(Dataset records on visual material)
======

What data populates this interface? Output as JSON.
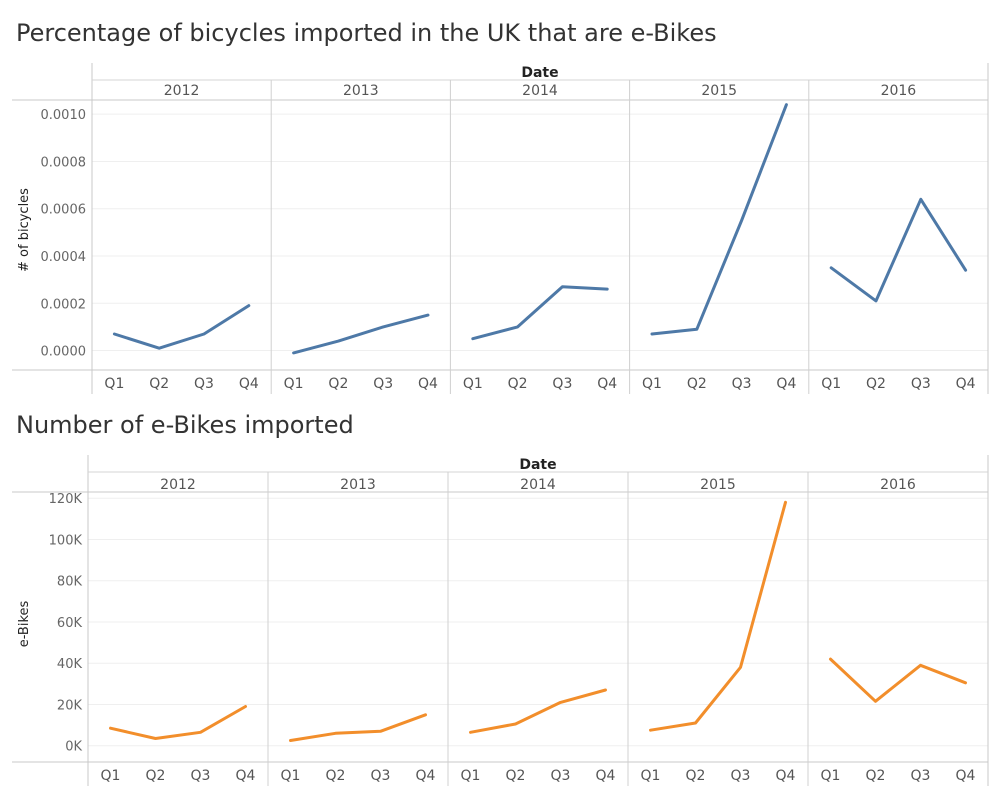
{
  "chart_data": [
    {
      "type": "line",
      "title": "Percentage of bicycles imported in the UK that are e-Bikes",
      "xlabel": "Date",
      "ylabel": "# of bicycles",
      "years": [
        "2012",
        "2013",
        "2014",
        "2015",
        "2016"
      ],
      "quarters": [
        "Q1",
        "Q2",
        "Q3",
        "Q4"
      ],
      "ylim": [
        -4e-05,
        0.00106
      ],
      "yticks": [
        0.0,
        0.0002,
        0.0004,
        0.0006,
        0.0008,
        0.001
      ],
      "ytick_labels": [
        "0.0000",
        "0.0002",
        "0.0004",
        "0.0006",
        "0.0008",
        "0.0010"
      ],
      "color": "#4e79a7",
      "grid": true,
      "series": [
        {
          "year": "2012",
          "values": [
            7e-05,
            1e-05,
            7e-05,
            0.00019
          ]
        },
        {
          "year": "2013",
          "values": [
            -1e-05,
            4e-05,
            0.0001,
            0.00015
          ]
        },
        {
          "year": "2014",
          "values": [
            5e-05,
            0.0001,
            0.00027,
            0.00026
          ]
        },
        {
          "year": "2015",
          "values": [
            7e-05,
            9e-05,
            0.00055,
            0.00104
          ]
        },
        {
          "year": "2016",
          "values": [
            0.00035,
            0.00021,
            0.00064,
            0.00034
          ]
        }
      ]
    },
    {
      "type": "line",
      "title": "Number of e-Bikes imported",
      "xlabel": "Date",
      "ylabel": "e-Bikes",
      "years": [
        "2012",
        "2013",
        "2014",
        "2015",
        "2016"
      ],
      "quarters": [
        "Q1",
        "Q2",
        "Q3",
        "Q4"
      ],
      "ylim": [
        -5000,
        123000
      ],
      "yticks": [
        0,
        20000,
        40000,
        60000,
        80000,
        100000,
        120000
      ],
      "ytick_labels": [
        "0K",
        "20K",
        "40K",
        "60K",
        "80K",
        "100K",
        "120K"
      ],
      "color": "#f28e2b",
      "grid": true,
      "series": [
        {
          "year": "2012",
          "values": [
            8500,
            3500,
            6500,
            19000
          ]
        },
        {
          "year": "2013",
          "values": [
            2500,
            6000,
            7000,
            15000
          ]
        },
        {
          "year": "2014",
          "values": [
            6500,
            10500,
            21000,
            27000
          ]
        },
        {
          "year": "2015",
          "values": [
            7500,
            11000,
            38000,
            118000
          ]
        },
        {
          "year": "2016",
          "values": [
            42000,
            21500,
            39000,
            30500
          ]
        }
      ]
    }
  ]
}
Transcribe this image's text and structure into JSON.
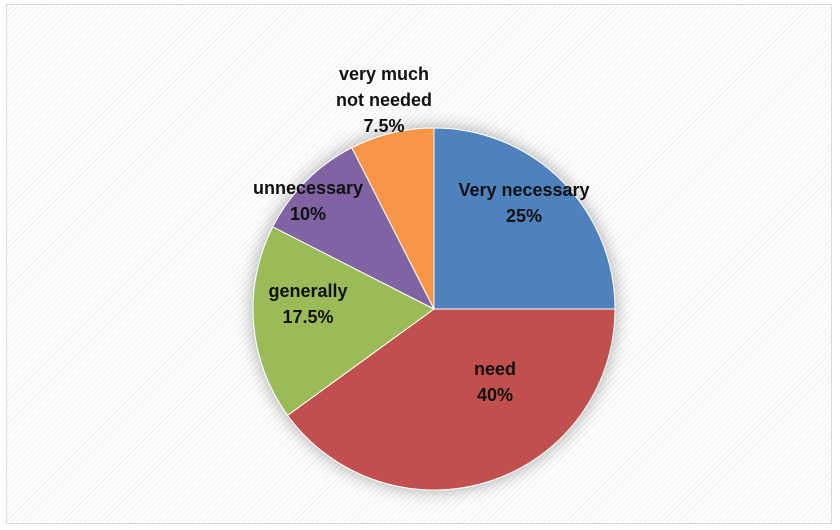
{
  "chart_data": {
    "type": "pie",
    "start_angle": "12 o'clock",
    "direction": "clockwise",
    "legend": "none",
    "slices": [
      {
        "label": [
          "Very necessary"
        ],
        "percent_label": "25%",
        "value": 25,
        "color": "#4f81bd"
      },
      {
        "label": [
          "need"
        ],
        "percent_label": "40%",
        "value": 40,
        "color": "#c0504d"
      },
      {
        "label": [
          "generally"
        ],
        "percent_label": "17.5%",
        "value": 17.5,
        "color": "#9bbb59"
      },
      {
        "label": [
          "unnecessary"
        ],
        "percent_label": "10%",
        "value": 10,
        "color": "#8064a2"
      },
      {
        "label": [
          "very much",
          "not needed"
        ],
        "percent_label": "7.5%",
        "value": 7.5,
        "color": "#f79646"
      }
    ]
  }
}
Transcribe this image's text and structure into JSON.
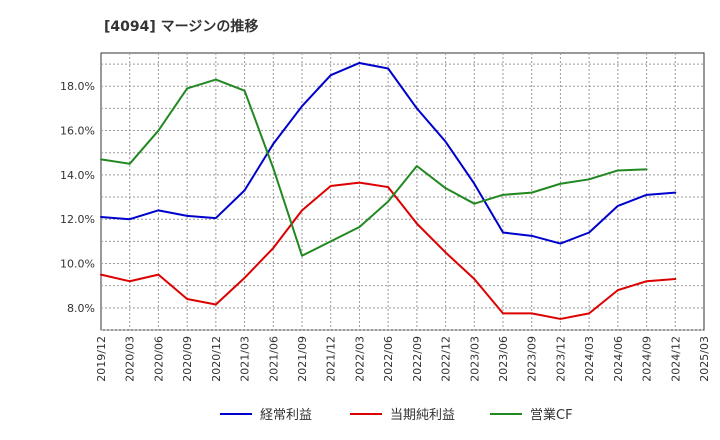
{
  "chart_data": {
    "type": "line",
    "title": "[4094]  マージンの推移",
    "xlabel": "",
    "ylabel": "",
    "ylim": [
      7.0,
      19.5
    ],
    "yticks": [
      8,
      10,
      12,
      14,
      16,
      18
    ],
    "y_tick_labels": [
      "8.0%",
      "10.0%",
      "12.0%",
      "14.0%",
      "16.0%",
      "18.0%"
    ],
    "categories": [
      "2019/12",
      "2020/03",
      "2020/06",
      "2020/09",
      "2020/12",
      "2021/03",
      "2021/06",
      "2021/09",
      "2021/12",
      "2022/03",
      "2022/06",
      "2022/09",
      "2022/12",
      "2023/03",
      "2023/06",
      "2023/09",
      "2023/12",
      "2024/03",
      "2024/06",
      "2024/09",
      "2024/12",
      "2025/03"
    ],
    "grid": true,
    "legend_position": "bottom",
    "series": [
      {
        "name": "経常利益",
        "color": "#0000cc",
        "values": [
          12.1,
          12.0,
          12.4,
          12.15,
          12.05,
          13.3,
          15.4,
          17.1,
          18.5,
          19.05,
          18.8,
          17.0,
          15.5,
          13.6,
          11.4,
          11.25,
          10.9,
          11.4,
          12.6,
          13.1,
          13.2,
          null
        ]
      },
      {
        "name": "当期純利益",
        "color": "#dd0000",
        "values": [
          9.5,
          9.2,
          9.5,
          8.4,
          8.15,
          9.35,
          10.7,
          12.4,
          13.5,
          13.65,
          13.45,
          11.8,
          10.5,
          9.3,
          7.75,
          7.75,
          7.5,
          7.75,
          8.8,
          9.2,
          9.3,
          null
        ]
      },
      {
        "name": "営業CF",
        "color": "#228822",
        "values": [
          14.7,
          14.5,
          16.0,
          17.9,
          18.3,
          17.8,
          14.3,
          10.35,
          11.0,
          11.65,
          12.8,
          14.4,
          13.4,
          12.7,
          13.1,
          13.2,
          13.6,
          13.8,
          14.2,
          14.25,
          null,
          null
        ]
      }
    ]
  }
}
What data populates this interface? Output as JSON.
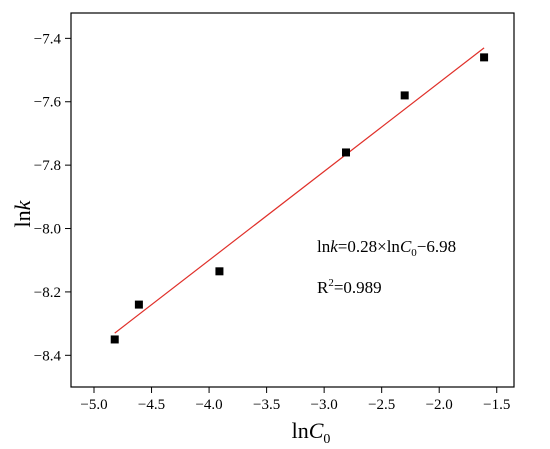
{
  "chart_data": {
    "type": "scatter",
    "title": "",
    "xlabel": {
      "base": "ln",
      "var": "C",
      "sub": "0"
    },
    "ylabel": {
      "base": "ln",
      "var": "k"
    },
    "xlim": [
      -5.2,
      -1.35
    ],
    "ylim": [
      -8.5,
      -7.32
    ],
    "xticks": [
      -5.0,
      -4.5,
      -4.0,
      -3.5,
      -3.0,
      -2.5,
      -2.0,
      -1.5
    ],
    "xtick_labels": [
      "−5.0",
      "−4.5",
      "−4.0",
      "−3.5",
      "−3.0",
      "−2.5",
      "−2.0",
      "−1.5"
    ],
    "yticks": [
      -8.4,
      -8.2,
      -8.0,
      -7.8,
      -7.6,
      -7.4
    ],
    "ytick_labels": [
      "−8.4",
      "−8.2",
      "−8.0",
      "−7.8",
      "−7.6",
      "−7.4"
    ],
    "grid": false,
    "points": [
      {
        "x": -4.82,
        "y": -8.35
      },
      {
        "x": -4.61,
        "y": -8.24
      },
      {
        "x": -3.91,
        "y": -8.135
      },
      {
        "x": -2.81,
        "y": -7.76
      },
      {
        "x": -2.3,
        "y": -7.58
      },
      {
        "x": -1.61,
        "y": -7.46
      }
    ],
    "fit_line": {
      "x": [
        -4.82,
        -1.61
      ],
      "y": [
        -8.33,
        -7.43
      ],
      "color": "#e0302a"
    },
    "marker_color": "#000000",
    "annotations": {
      "equation": {
        "a": "ln",
        "b": "k",
        "c": "=0.28×ln",
        "d": "C",
        "e": "0",
        "f": "−6.98"
      },
      "r2": {
        "a": "R",
        "b": "2",
        "c": "=0.989"
      }
    }
  }
}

======

#### WHAT IS REQUIRED
Leave out the pictures and transcribe everything else exactly.

#### THE RESPONSE
What data populates this interface? Output as JSON.
{
  "chart_data": [
    {
      "type": "line",
      "title": "Percentage of bicycles imported in the UK that are e-Bikes",
      "xlabel": "Date",
      "ylabel": "# of bicycles",
      "years": [
        "2012",
        "2013",
        "2014",
        "2015",
        "2016"
      ],
      "quarters": [
        "Q1",
        "Q2",
        "Q3",
        "Q4"
      ],
      "ylim": [
        -4e-05,
        0.00106
      ],
      "yticks": [
        0.0,
        0.0002,
        0.0004,
        0.0006,
        0.0008,
        0.001
      ],
      "ytick_labels": [
        "0.0000",
        "0.0002",
        "0.0004",
        "0.0006",
        "0.0008",
        "0.0010"
      ],
      "color": "#4e79a7",
      "grid": true,
      "series": [
        {
          "year": "2012",
          "values": [
            7e-05,
            1e-05,
            7e-05,
            0.00019
          ]
        },
        {
          "year": "2013",
          "values": [
            -1e-05,
            4e-05,
            0.0001,
            0.00015
          ]
        },
        {
          "year": "2014",
          "values": [
            5e-05,
            0.0001,
            0.00027,
            0.00026
          ]
        },
        {
          "year": "2015",
          "values": [
            7e-05,
            9e-05,
            0.00055,
            0.00104
          ]
        },
        {
          "year": "2016",
          "values": [
            0.00035,
            0.00021,
            0.00064,
            0.00034
          ]
        }
      ]
    },
    {
      "type": "line",
      "title": "Number of e-Bikes imported",
      "xlabel": "Date",
      "ylabel": "e-Bikes",
      "years": [
        "2012",
        "2013",
        "2014",
        "2015",
        "2016"
      ],
      "quarters": [
        "Q1",
        "Q2",
        "Q3",
        "Q4"
      ],
      "ylim": [
        -5000,
        123000
      ],
      "yticks": [
        0,
        20000,
        40000,
        60000,
        80000,
        100000,
        120000
      ],
      "ytick_labels": [
        "0K",
        "20K",
        "40K",
        "60K",
        "80K",
        "100K",
        "120K"
      ],
      "color": "#f28e2b",
      "grid": true,
      "series": [
        {
          "year": "2012",
          "values": [
            8500,
            3500,
            6500,
            19000
          ]
        },
        {
          "year": "2013",
          "values": [
            2500,
            6000,
            7000,
            15000
          ]
        },
        {
          "year": "2014",
          "values": [
            6500,
            10500,
            21000,
            27000
          ]
        },
        {
          "year": "2015",
          "values": [
            7500,
            11000,
            38000,
            118000
          ]
        },
        {
          "year": "2016",
          "values": [
            42000,
            21500,
            39000,
            30500
          ]
        }
      ]
    }
  ]
}
Transcribe this image's text and structure into JSON.
{
  "chart_data": {
    "type": "pie",
    "start_angle": "12 o'clock",
    "direction": "clockwise",
    "legend": "none",
    "slices": [
      {
        "label": [
          "Very necessary"
        ],
        "percent_label": "25%",
        "value": 25,
        "color": "#4f81bd"
      },
      {
        "label": [
          "need"
        ],
        "percent_label": "40%",
        "value": 40,
        "color": "#c0504d"
      },
      {
        "label": [
          "generally"
        ],
        "percent_label": "17.5%",
        "value": 17.5,
        "color": "#9bbb59"
      },
      {
        "label": [
          "unnecessary"
        ],
        "percent_label": "10%",
        "value": 10,
        "color": "#8064a2"
      },
      {
        "label": [
          "very much",
          "not needed"
        ],
        "percent_label": "7.5%",
        "value": 7.5,
        "color": "#f79646"
      }
    ]
  }
}
Transcribe this image's text and structure into JSON.
{
  "chart_data": {
    "type": "line",
    "title": "[4094]  マージンの推移",
    "xlabel": "",
    "ylabel": "",
    "ylim": [
      7.0,
      19.5
    ],
    "yticks": [
      8,
      10,
      12,
      14,
      16,
      18
    ],
    "y_tick_labels": [
      "8.0%",
      "10.0%",
      "12.0%",
      "14.0%",
      "16.0%",
      "18.0%"
    ],
    "categories": [
      "2019/12",
      "2020/03",
      "2020/06",
      "2020/09",
      "2020/12",
      "2021/03",
      "2021/06",
      "2021/09",
      "2021/12",
      "2022/03",
      "2022/06",
      "2022/09",
      "2022/12",
      "2023/03",
      "2023/06",
      "2023/09",
      "2023/12",
      "2024/03",
      "2024/06",
      "2024/09",
      "2024/12",
      "2025/03"
    ],
    "grid": true,
    "legend_position": "bottom",
    "series": [
      {
        "name": "経常利益",
        "color": "#0000cc",
        "values": [
          12.1,
          12.0,
          12.4,
          12.15,
          12.05,
          13.3,
          15.4,
          17.1,
          18.5,
          19.05,
          18.8,
          17.0,
          15.5,
          13.6,
          11.4,
          11.25,
          10.9,
          11.4,
          12.6,
          13.1,
          13.2,
          null
        ]
      },
      {
        "name": "当期純利益",
        "color": "#dd0000",
        "values": [
          9.5,
          9.2,
          9.5,
          8.4,
          8.15,
          9.35,
          10.7,
          12.4,
          13.5,
          13.65,
          13.45,
          11.8,
          10.5,
          9.3,
          7.75,
          7.75,
          7.5,
          7.75,
          8.8,
          9.2,
          9.3,
          null
        ]
      },
      {
        "name": "営業CF",
        "color": "#228822",
        "values": [
          14.7,
          14.5,
          16.0,
          17.9,
          18.3,
          17.8,
          14.3,
          10.35,
          11.0,
          11.65,
          12.8,
          14.4,
          13.4,
          12.7,
          13.1,
          13.2,
          13.6,
          13.8,
          14.2,
          14.25,
          null,
          null
        ]
      }
    ]
  }
}
What data populates this interface? Output as JSON.
{
  "chart_data": {
    "type": "scatter",
    "title": "",
    "xlabel": {
      "base": "ln",
      "var": "C",
      "sub": "0"
    },
    "ylabel": {
      "base": "ln",
      "var": "k"
    },
    "xlim": [
      -5.2,
      -1.35
    ],
    "ylim": [
      -8.5,
      -7.32
    ],
    "xticks": [
      -5.0,
      -4.5,
      -4.0,
      -3.5,
      -3.0,
      -2.5,
      -2.0,
      -1.5
    ],
    "xtick_labels": [
      "−5.0",
      "−4.5",
      "−4.0",
      "−3.5",
      "−3.0",
      "−2.5",
      "−2.0",
      "−1.5"
    ],
    "yticks": [
      -8.4,
      -8.2,
      -8.0,
      -7.8,
      -7.6,
      -7.4
    ],
    "ytick_labels": [
      "−8.4",
      "−8.2",
      "−8.0",
      "−7.8",
      "−7.6",
      "−7.4"
    ],
    "grid": false,
    "points": [
      {
        "x": -4.82,
        "y": -8.35
      },
      {
        "x": -4.61,
        "y": -8.24
      },
      {
        "x": -3.91,
        "y": -8.135
      },
      {
        "x": -2.81,
        "y": -7.76
      },
      {
        "x": -2.3,
        "y": -7.58
      },
      {
        "x": -1.61,
        "y": -7.46
      }
    ],
    "fit_line": {
      "x": [
        -4.82,
        -1.61
      ],
      "y": [
        -8.33,
        -7.43
      ],
      "color": "#e0302a"
    },
    "marker_color": "#000000",
    "annotations": {
      "equation": {
        "a": "ln",
        "b": "k",
        "c": "=0.28×ln",
        "d": "C",
        "e": "0",
        "f": "−6.98"
      },
      "r2": {
        "a": "R",
        "b": "2",
        "c": "=0.989"
      }
    }
  }
}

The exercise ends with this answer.